Find each line in the material that contains the string "stem" and copy those lines. Matching is case-sensitive.

[START Data for this task]

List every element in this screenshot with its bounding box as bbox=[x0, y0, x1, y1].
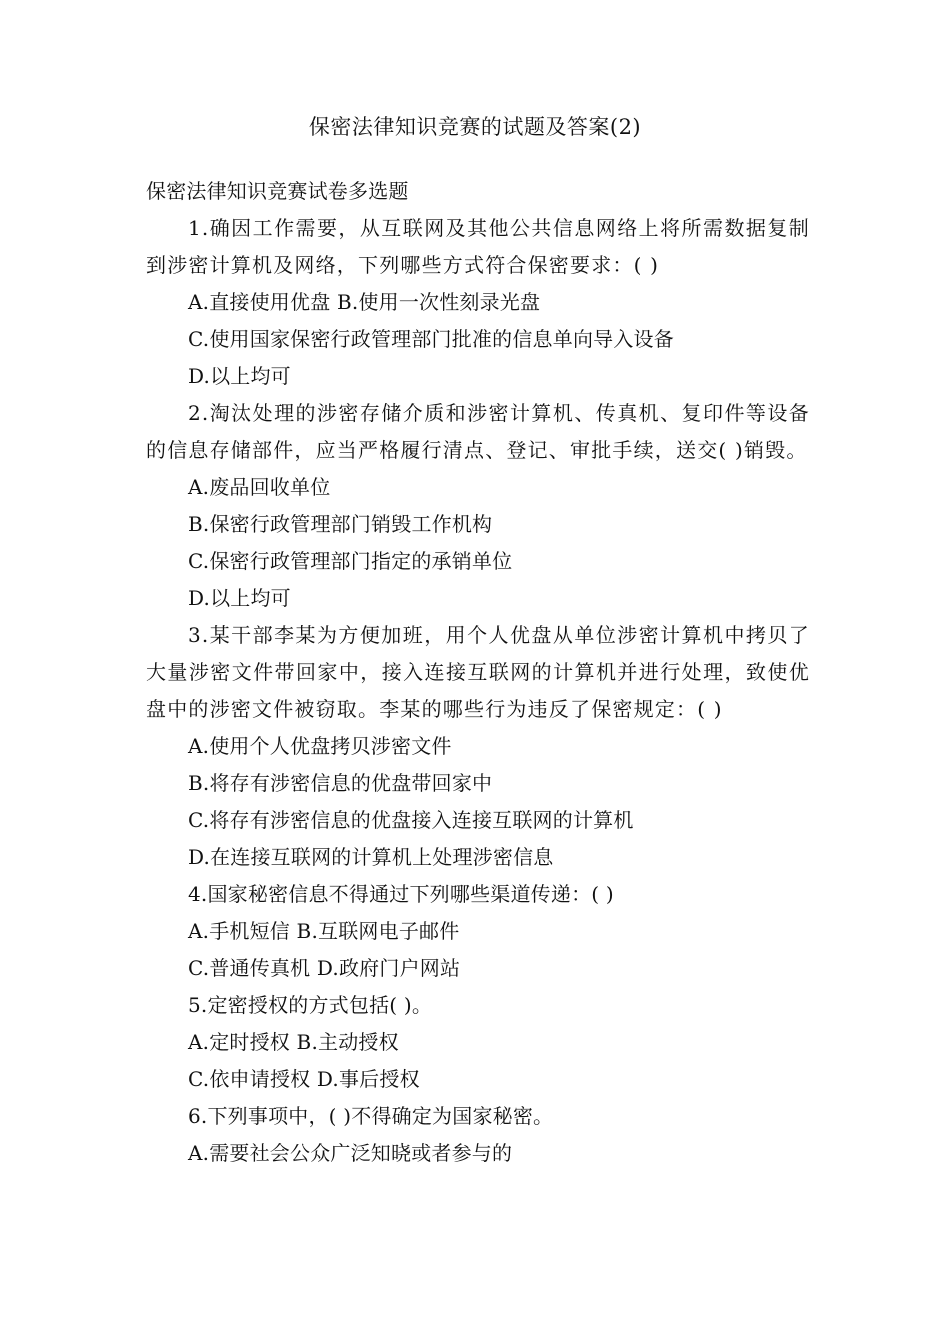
section-heading: 保密法律知识竞赛试卷多选题 bbox=[146, 179, 409, 203]
question-2-option-c: C.保密行政管理部门指定的承销单位 bbox=[188, 549, 513, 573]
question-6-stem: 6.下列事项中，( )不得确定为国家秘密。 bbox=[188, 1104, 554, 1128]
document-body bbox=[146, 173, 810, 1172]
question-1-stem: 1.确因工作需要，从互联网及其他公共信息网络上将所需数据复制到涉密计算机及网络，下列哪些方式符合保密要求：( ) bbox=[146, 216, 810, 277]
document-title: 保密法律知识竞赛的试题及答案(2) bbox=[308, 115, 642, 139]
question-5-option-cd: C.依申请授权 D.事后授权 bbox=[188, 1067, 420, 1091]
question-2-option-d: D.以上均可 bbox=[188, 586, 291, 610]
question-2-option-b: B.保密行政管理部门销毁工作机构 bbox=[188, 512, 493, 536]
question-4-option-ab: A.手机短信 B.互联网电子邮件 bbox=[188, 919, 460, 943]
question-1-option-c: C.使用国家保密行政管理部门批准的信息单向导入设备 bbox=[188, 327, 674, 351]
question-4-option-cd: C.普通传真机 D.政府门户网站 bbox=[188, 956, 461, 980]
question-2-option-a: A.废品回收单位 bbox=[188, 475, 331, 499]
question-3-option-c: C.将存有涉密信息的优盘接入连接互联网的计算机 bbox=[188, 808, 634, 832]
question-1-option-ab: A.直接使用优盘 B.使用一次性刻录光盘 bbox=[188, 290, 541, 314]
question-1-option-d: D.以上均可 bbox=[188, 364, 291, 388]
question-3-option-b: B.将存有涉密信息的优盘带回家中 bbox=[188, 771, 493, 795]
question-6-option-a: A.需要社会公众广泛知晓或者参与的 bbox=[188, 1141, 513, 1165]
question-3-stem: 3.某干部李某为方便加班，用个人优盘从单位涉密计算机中拷贝了大量涉密文件带回家中，接入连接互联网的计算机并进行处理，致使优盘中的涉密文件被窃取。李某的哪些行为违反了保密规定：( ) bbox=[146, 623, 810, 721]
question-3-option-a: A.使用个人优盘拷贝涉密文件 bbox=[188, 734, 452, 758]
question-5-stem: 5.定密授权的方式包括( )。 bbox=[188, 993, 433, 1017]
question-4-stem: 4.国家秘密信息不得通过下列哪些渠道传递：( ) bbox=[188, 882, 614, 906]
question-3-option-d: D.在连接互联网的计算机上处理涉密信息 bbox=[188, 845, 554, 869]
question-5-option-ab: A.定时授权 B.主动授权 bbox=[188, 1030, 399, 1054]
question-2-stem: 2.淘汰处理的涉密存储介质和涉密计算机、传真机、复印件等设备的信息存储部件，应当严格履行清点、登记、审批手续，送交( )销毁。 bbox=[146, 401, 810, 462]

[END Data for this task]

▶ **Reply**
question-6-stem: 6.下列事项中，( )不得确定为国家秘密。 bbox=[188, 1104, 554, 1128]
question-1-stem: 1.确因工作需要，从互联网及其他公共信息网络上将所需数据复制到涉密计算机及网络，下列哪些方式符合保密要求：( ) bbox=[146, 216, 810, 277]
question-3-stem: 3.某干部李某为方便加班，用个人优盘从单位涉密计算机中拷贝了大量涉密文件带回家中，接入连接互联网的计算机并进行处理，致使优盘中的涉密文件被窃取。李某的哪些行为违反了保密规定：( ) bbox=[146, 623, 810, 721]
question-5-stem: 5.定密授权的方式包括( )。 bbox=[188, 993, 433, 1017]
question-4-stem: 4.国家秘密信息不得通过下列哪些渠道传递：( ) bbox=[188, 882, 614, 906]
question-2-stem: 2.淘汰处理的涉密存储介质和涉密计算机、传真机、复印件等设备的信息存储部件，应当严格履行清点、登记、审批手续，送交( )销毁。 bbox=[146, 401, 810, 462]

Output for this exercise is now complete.